◆ **Request**: Copy every line with the string "befizetése" in it.

Collected data entries:
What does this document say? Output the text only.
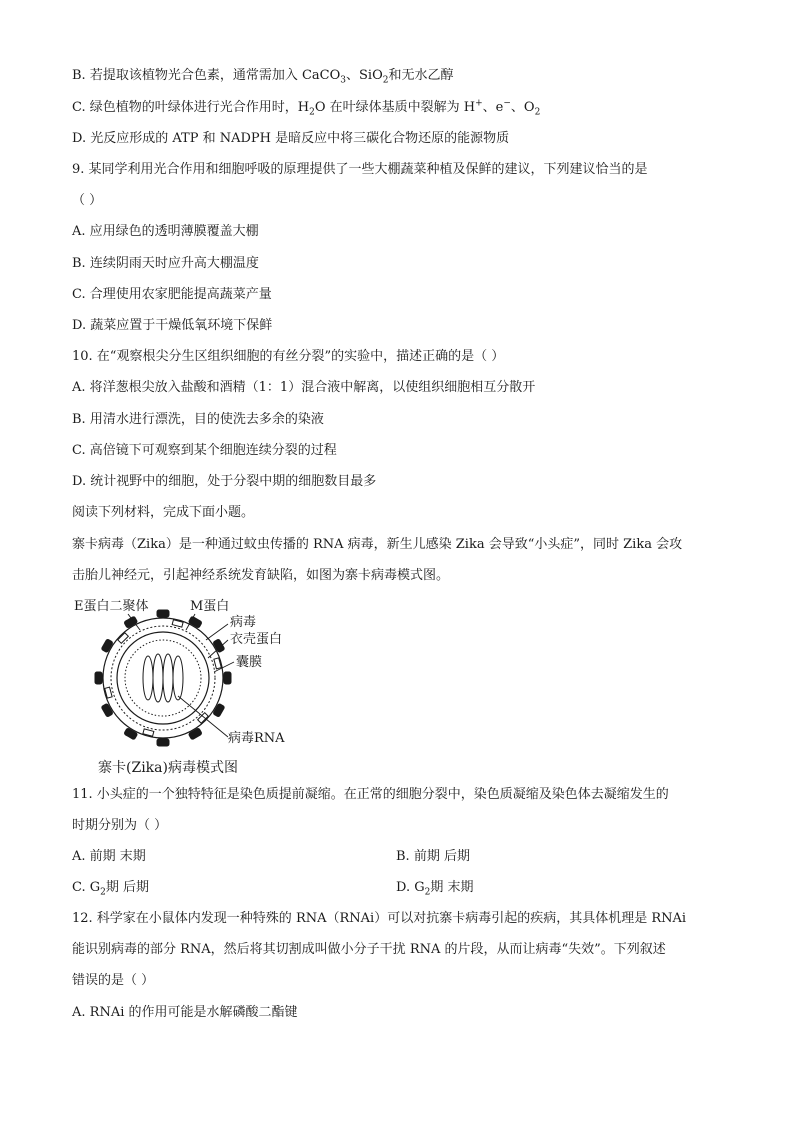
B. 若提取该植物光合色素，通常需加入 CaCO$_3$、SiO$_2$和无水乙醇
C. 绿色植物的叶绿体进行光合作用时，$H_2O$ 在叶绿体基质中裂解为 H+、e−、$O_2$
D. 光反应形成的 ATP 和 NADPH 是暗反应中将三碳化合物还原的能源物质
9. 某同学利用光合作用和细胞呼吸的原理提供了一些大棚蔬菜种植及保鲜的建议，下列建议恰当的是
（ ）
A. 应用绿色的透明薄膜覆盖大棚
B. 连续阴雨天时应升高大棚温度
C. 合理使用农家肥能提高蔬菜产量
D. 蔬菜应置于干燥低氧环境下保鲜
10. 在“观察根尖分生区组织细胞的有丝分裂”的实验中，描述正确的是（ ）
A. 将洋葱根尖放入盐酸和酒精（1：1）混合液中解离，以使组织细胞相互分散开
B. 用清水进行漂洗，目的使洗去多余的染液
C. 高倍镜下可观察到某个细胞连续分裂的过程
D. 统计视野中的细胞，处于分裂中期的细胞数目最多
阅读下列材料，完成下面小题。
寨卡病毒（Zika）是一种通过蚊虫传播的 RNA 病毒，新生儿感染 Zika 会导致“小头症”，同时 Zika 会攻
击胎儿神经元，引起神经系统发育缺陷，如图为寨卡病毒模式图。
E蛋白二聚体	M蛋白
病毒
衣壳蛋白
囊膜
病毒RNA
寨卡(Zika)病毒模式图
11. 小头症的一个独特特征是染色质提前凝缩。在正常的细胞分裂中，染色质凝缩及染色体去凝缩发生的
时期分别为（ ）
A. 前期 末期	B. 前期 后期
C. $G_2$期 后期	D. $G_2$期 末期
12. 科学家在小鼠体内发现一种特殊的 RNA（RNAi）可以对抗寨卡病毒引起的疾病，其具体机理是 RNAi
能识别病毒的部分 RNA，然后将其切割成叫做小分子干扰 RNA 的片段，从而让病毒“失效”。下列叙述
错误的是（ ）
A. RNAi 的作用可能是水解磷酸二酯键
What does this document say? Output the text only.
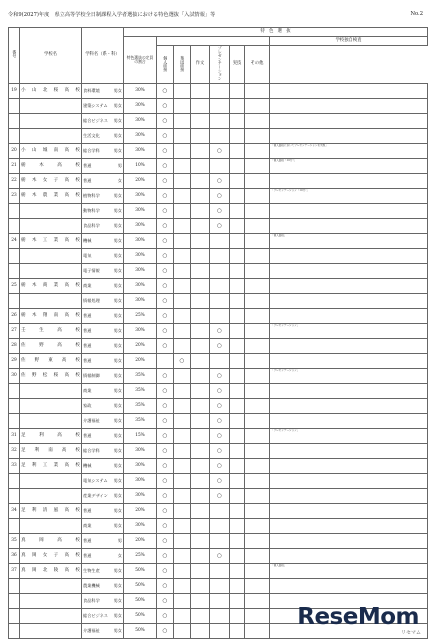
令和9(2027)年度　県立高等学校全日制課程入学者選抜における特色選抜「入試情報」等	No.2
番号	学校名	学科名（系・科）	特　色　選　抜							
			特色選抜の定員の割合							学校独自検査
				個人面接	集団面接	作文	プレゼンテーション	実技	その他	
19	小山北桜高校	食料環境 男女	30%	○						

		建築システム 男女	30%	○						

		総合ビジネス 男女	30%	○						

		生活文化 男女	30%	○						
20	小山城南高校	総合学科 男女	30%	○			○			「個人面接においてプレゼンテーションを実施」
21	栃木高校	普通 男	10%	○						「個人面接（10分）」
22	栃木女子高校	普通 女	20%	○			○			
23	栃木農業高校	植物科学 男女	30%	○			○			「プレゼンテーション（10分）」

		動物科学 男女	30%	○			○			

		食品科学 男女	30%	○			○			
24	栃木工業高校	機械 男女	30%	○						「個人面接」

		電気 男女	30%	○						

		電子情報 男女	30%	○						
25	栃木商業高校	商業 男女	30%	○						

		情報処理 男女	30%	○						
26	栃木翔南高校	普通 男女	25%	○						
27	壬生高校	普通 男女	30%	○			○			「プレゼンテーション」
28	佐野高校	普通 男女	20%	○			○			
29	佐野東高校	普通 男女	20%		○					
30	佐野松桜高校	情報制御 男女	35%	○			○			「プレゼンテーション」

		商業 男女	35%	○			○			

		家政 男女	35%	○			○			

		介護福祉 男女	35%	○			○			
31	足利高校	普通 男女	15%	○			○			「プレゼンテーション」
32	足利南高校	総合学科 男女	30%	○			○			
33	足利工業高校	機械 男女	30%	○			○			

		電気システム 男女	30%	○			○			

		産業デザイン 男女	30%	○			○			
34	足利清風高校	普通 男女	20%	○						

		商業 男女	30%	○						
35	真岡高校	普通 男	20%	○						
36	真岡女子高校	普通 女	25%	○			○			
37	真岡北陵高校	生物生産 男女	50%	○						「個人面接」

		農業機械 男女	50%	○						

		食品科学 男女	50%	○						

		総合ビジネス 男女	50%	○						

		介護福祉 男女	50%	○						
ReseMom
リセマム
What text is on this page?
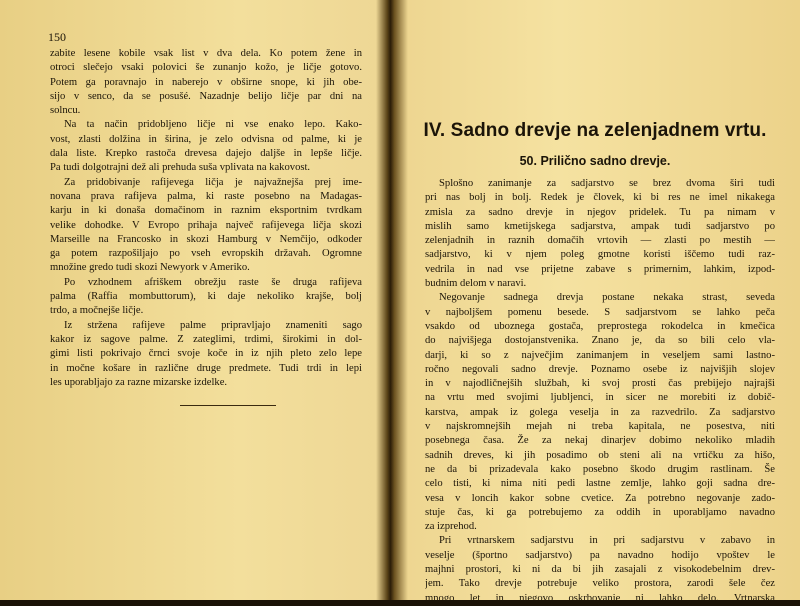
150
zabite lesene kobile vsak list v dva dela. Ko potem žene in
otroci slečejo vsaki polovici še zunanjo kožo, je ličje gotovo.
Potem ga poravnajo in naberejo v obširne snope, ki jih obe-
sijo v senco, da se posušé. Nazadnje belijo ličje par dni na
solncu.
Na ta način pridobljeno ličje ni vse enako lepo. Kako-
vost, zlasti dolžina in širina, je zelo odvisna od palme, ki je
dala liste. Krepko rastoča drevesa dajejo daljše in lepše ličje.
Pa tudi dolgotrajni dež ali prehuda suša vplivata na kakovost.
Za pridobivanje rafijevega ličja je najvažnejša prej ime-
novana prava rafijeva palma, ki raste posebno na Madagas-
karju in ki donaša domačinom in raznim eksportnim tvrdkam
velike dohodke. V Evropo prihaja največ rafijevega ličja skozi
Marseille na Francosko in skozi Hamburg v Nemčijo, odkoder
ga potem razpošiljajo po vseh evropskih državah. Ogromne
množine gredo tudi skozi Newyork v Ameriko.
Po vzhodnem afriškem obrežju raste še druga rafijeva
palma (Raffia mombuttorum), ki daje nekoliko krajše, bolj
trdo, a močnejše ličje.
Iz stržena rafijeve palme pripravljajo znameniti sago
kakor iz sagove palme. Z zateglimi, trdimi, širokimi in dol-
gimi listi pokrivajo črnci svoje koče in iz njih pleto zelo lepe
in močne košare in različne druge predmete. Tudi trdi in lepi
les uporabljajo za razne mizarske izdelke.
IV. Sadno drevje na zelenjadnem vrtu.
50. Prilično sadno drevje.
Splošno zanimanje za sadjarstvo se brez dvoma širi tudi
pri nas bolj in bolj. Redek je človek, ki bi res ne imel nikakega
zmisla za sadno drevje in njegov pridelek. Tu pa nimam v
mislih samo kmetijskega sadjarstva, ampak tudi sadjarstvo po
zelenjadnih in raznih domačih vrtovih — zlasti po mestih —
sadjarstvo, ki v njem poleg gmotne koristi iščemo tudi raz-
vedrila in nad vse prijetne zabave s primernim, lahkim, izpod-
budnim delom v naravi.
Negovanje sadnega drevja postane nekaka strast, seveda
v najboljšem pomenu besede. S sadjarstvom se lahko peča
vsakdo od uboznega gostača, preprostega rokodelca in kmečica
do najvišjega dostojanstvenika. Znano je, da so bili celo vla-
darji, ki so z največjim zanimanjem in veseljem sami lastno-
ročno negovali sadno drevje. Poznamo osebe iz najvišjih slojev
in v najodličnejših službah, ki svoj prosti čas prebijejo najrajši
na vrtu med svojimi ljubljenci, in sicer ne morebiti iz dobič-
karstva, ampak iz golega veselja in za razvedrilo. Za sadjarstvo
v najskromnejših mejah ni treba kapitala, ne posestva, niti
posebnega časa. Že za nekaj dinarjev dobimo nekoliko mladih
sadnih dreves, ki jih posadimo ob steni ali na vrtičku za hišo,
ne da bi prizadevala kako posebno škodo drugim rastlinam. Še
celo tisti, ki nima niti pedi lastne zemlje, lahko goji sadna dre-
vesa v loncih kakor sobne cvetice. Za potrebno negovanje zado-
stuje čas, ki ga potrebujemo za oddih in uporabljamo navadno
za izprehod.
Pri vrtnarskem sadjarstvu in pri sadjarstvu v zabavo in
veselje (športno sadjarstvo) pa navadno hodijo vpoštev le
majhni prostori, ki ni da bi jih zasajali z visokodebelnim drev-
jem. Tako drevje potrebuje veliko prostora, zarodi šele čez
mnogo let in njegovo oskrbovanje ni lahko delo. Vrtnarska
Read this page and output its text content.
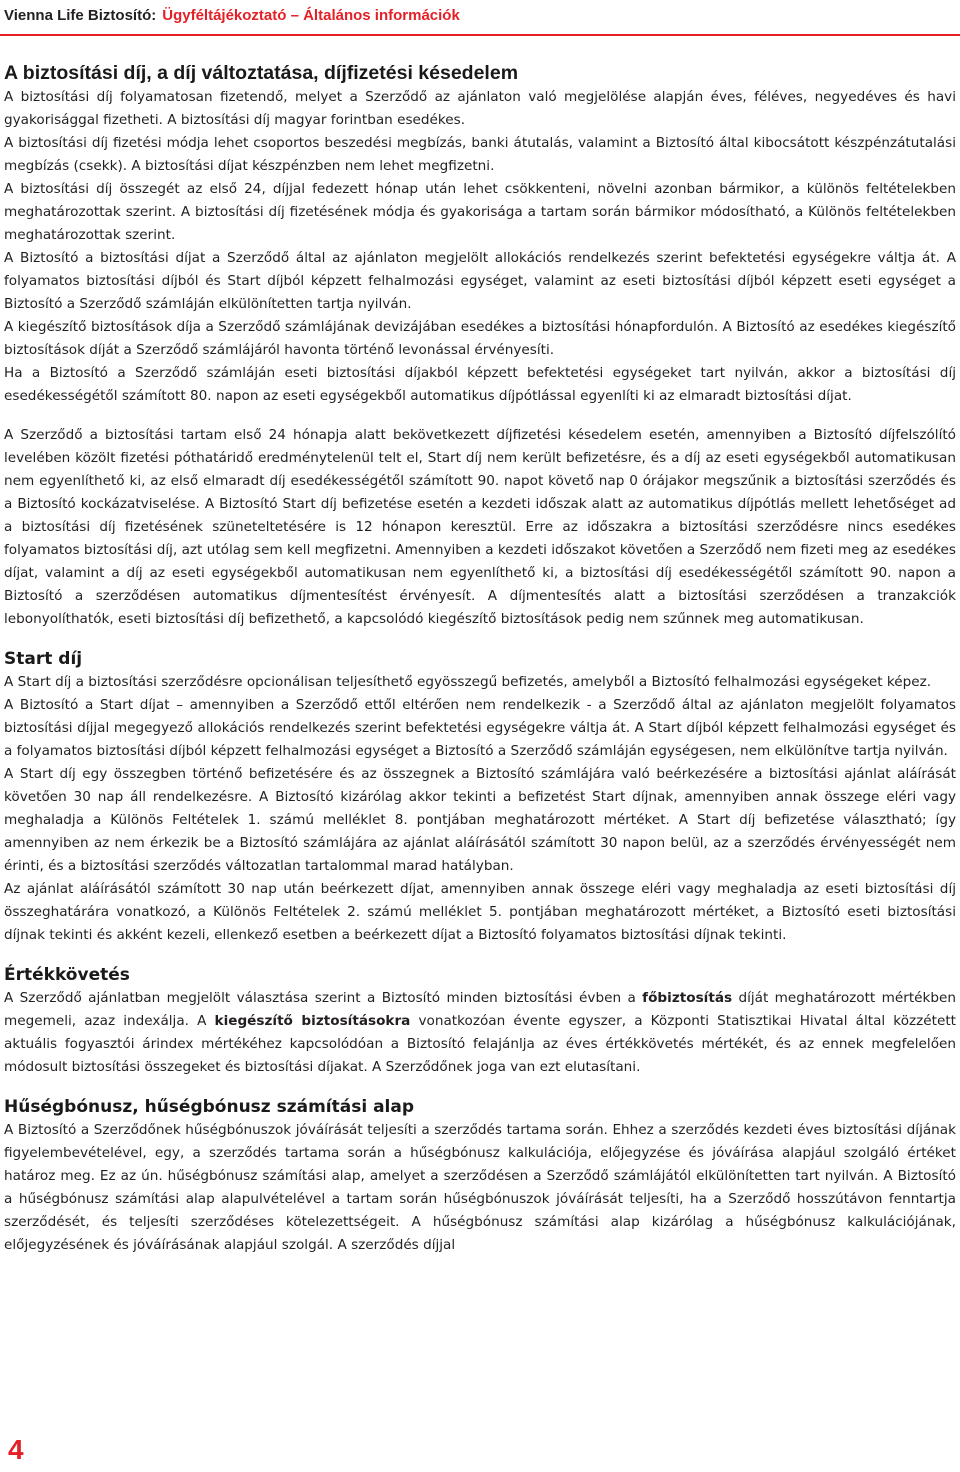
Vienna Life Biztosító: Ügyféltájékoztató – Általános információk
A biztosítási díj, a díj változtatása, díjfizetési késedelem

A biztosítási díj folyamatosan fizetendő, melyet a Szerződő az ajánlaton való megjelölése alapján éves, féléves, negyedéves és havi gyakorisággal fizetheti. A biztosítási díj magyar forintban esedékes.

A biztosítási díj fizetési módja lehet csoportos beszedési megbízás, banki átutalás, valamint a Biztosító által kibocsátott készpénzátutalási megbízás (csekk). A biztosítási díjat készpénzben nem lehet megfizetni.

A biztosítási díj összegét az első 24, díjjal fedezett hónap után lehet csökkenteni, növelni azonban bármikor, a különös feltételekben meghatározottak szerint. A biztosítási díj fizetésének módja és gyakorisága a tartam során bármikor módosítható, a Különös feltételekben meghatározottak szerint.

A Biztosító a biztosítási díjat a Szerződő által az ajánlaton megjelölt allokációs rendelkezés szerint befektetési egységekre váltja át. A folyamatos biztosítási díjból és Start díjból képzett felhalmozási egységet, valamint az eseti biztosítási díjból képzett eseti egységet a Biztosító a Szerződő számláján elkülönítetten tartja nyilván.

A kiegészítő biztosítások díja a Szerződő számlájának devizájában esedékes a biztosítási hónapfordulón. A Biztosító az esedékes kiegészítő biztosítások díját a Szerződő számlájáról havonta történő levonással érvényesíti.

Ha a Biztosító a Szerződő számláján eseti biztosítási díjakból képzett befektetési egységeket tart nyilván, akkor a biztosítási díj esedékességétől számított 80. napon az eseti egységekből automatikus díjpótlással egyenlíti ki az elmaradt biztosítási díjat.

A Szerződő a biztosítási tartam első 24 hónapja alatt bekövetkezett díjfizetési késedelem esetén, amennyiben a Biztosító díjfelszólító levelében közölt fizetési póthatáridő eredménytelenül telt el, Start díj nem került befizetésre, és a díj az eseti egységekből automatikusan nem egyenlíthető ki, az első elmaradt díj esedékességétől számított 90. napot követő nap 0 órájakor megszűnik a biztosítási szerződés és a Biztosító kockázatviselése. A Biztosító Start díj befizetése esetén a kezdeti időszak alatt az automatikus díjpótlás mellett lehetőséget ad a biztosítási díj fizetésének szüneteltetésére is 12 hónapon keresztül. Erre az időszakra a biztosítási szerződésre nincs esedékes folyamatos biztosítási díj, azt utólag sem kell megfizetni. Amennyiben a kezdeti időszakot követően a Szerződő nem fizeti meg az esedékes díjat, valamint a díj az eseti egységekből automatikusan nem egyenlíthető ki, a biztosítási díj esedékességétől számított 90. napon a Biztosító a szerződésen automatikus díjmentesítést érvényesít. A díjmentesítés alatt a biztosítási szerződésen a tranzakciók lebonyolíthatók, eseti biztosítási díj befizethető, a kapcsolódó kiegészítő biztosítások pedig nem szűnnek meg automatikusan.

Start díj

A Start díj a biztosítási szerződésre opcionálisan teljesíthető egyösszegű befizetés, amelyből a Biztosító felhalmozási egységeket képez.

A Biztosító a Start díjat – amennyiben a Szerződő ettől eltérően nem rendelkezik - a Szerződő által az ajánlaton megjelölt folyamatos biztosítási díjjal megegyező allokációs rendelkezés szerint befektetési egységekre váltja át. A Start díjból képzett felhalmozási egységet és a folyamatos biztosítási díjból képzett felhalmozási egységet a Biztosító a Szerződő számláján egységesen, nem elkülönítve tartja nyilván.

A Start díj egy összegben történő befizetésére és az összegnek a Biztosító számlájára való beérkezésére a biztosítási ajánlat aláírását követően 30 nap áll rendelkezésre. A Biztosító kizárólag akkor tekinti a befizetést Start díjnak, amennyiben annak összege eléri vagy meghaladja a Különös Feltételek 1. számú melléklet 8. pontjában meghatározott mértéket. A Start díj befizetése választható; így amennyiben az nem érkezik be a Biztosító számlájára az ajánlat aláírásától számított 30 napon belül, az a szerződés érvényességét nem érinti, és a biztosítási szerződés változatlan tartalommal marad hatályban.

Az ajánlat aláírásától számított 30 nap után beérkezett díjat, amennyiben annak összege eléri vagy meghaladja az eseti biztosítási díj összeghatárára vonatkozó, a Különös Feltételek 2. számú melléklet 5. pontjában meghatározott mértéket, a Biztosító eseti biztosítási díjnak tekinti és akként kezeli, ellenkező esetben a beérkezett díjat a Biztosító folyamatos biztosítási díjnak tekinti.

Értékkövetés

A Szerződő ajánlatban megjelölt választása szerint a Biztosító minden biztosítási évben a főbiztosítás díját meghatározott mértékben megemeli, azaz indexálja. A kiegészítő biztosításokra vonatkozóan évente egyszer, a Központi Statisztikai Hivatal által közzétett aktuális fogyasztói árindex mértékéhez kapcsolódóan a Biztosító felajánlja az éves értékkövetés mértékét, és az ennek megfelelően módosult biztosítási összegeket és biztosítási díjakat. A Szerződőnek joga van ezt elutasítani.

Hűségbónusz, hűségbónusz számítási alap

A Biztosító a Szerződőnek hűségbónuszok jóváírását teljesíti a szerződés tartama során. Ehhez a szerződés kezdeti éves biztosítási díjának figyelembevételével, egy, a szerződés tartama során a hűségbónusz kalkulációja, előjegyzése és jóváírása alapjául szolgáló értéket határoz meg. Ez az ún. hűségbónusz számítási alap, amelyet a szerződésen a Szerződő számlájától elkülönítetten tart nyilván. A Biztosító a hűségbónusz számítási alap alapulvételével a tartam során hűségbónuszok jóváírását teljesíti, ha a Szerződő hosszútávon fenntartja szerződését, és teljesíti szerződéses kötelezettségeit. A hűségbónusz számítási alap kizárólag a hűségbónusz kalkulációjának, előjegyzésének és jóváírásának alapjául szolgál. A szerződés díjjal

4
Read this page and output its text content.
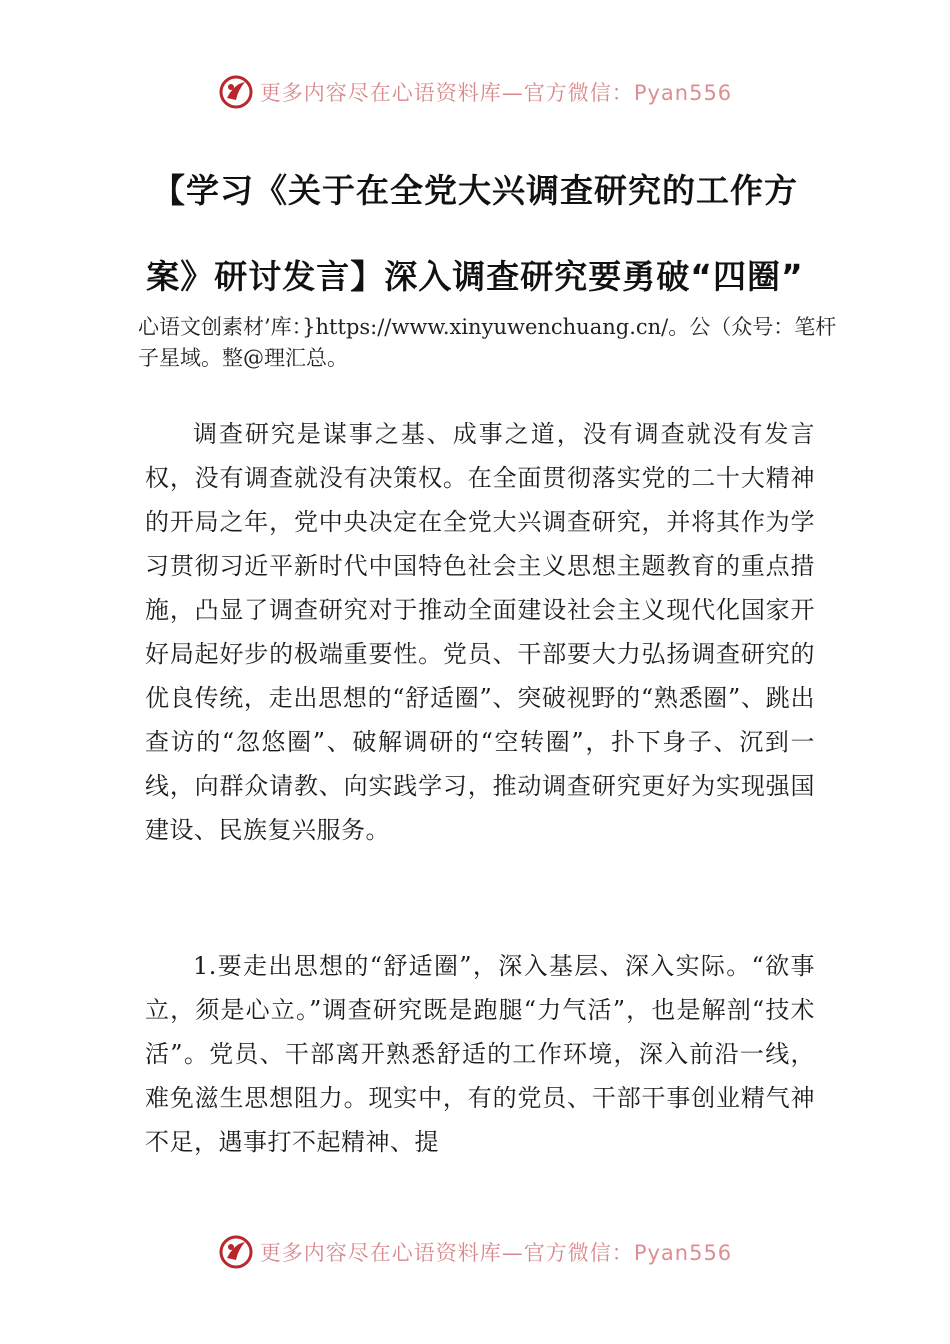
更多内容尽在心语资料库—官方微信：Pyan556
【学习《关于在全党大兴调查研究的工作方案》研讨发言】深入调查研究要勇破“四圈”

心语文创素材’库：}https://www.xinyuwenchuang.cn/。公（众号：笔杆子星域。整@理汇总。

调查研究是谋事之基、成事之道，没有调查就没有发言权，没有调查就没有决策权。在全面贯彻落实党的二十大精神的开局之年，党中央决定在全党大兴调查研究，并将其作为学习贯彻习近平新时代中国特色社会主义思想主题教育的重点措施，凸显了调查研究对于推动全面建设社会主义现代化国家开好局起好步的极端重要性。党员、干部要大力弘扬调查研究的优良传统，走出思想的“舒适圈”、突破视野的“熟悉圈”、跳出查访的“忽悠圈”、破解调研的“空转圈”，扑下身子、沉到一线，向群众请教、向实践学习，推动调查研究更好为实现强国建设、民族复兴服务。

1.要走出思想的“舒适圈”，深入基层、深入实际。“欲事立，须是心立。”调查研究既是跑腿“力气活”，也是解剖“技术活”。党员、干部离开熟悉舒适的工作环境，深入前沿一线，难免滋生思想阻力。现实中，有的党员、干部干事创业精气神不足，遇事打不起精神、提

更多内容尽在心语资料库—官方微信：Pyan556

◆ **Response**:
A Szerződő a biztosítási tartam első 24 hónapja alatt bekövetkezett díjfizetési késedelem esetén, amennyiben a Biztosító díjfelszólító levelében közölt fizetési póthatáridő eredménytelenül telt el, Start díj nem került befizetésre, és a díj az eseti egységekből automatikusan nem egyenlíthető ki, az első elmaradt díj esedékességétől számított 90. napot követő nap 0 órájakor megszűnik a biztosítási szerződés és a Biztosító kockázatviselése. A Biztosító Start díj befizetése esetén a kezdeti időszak alatt az automatikus díjpótlás mellett lehetőséget ad a biztosítási díj fizetésének szüneteltetésére is 12 hónapon keresztül. Erre az időszakra a biztosítási szerződésre nincs esedékes folyamatos biztosítási díj, azt utólag sem kell megfizetni. Amennyiben a kezdeti időszakot követően a Szerződő nem fizeti meg az esedékes díjat, valamint a díj az eseti egységekből automatikusan nem egyenlíthető ki, a biztosítási díj esedékességétől számított 90. napon a Biztosító a szerződésen automatikus díjmentesítést érvényesít. A díjmentesítés alatt a biztosítási szerződésen a tranzakciók lebonyolíthatók, eseti biztosítási díj befizethető, a kapcsolódó kiegészítő biztosítások pedig nem szűnnek meg automatikusan.
A Start díj egy összegben történő befizetésére és az összegnek a Biztosító számlájára való beérkezésére a biztosítási ajánlat aláírását követően 30 nap áll rendelkezésre. A Biztosító kizárólag akkor tekinti a befizetést Start díjnak, amennyiben annak összege eléri vagy meghaladja a Különös Feltételek 1. számú melléklet 8. pontjában meghatározott mértéket. A Start díj befizetése választható; így amennyiben az nem érkezik be a Biztosító számlájára az ajánlat aláírásától számított 30 napon belül, az a szerződés érvényességét nem érinti, és a biztosítási szerződés változatlan tartalommal marad hatályban.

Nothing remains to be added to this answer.